▶ _Your instructions_
Note each line that includes the word "Associated". Copy those lines.

▶ _Dataset listings of figures_
-----
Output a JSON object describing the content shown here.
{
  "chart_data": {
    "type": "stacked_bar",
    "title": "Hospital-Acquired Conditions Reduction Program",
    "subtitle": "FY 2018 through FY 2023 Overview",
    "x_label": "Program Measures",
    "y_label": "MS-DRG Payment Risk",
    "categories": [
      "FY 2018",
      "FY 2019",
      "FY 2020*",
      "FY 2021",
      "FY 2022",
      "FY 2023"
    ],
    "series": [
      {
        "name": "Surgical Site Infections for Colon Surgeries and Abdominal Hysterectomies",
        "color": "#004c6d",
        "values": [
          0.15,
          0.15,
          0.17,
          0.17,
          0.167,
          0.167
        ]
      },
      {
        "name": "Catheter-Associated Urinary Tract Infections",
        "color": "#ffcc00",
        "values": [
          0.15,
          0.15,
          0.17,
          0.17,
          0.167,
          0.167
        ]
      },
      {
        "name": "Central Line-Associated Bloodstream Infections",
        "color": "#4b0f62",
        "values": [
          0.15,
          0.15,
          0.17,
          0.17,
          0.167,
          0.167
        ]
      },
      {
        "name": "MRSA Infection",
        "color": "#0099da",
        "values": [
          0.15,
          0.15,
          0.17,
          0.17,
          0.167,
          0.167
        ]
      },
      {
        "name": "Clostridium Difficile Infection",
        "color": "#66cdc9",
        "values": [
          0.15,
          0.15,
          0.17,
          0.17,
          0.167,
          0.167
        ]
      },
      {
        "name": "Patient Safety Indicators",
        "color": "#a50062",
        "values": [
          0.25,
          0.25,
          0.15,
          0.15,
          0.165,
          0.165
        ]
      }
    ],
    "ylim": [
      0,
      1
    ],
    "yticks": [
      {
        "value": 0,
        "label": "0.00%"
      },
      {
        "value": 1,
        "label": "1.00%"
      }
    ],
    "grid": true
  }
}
-----
▶ _Completed exercise_
        "name": "Catheter-Associated Urinary Tract Infections",
        "name": "Central Line-Associated Bloodstream Infections",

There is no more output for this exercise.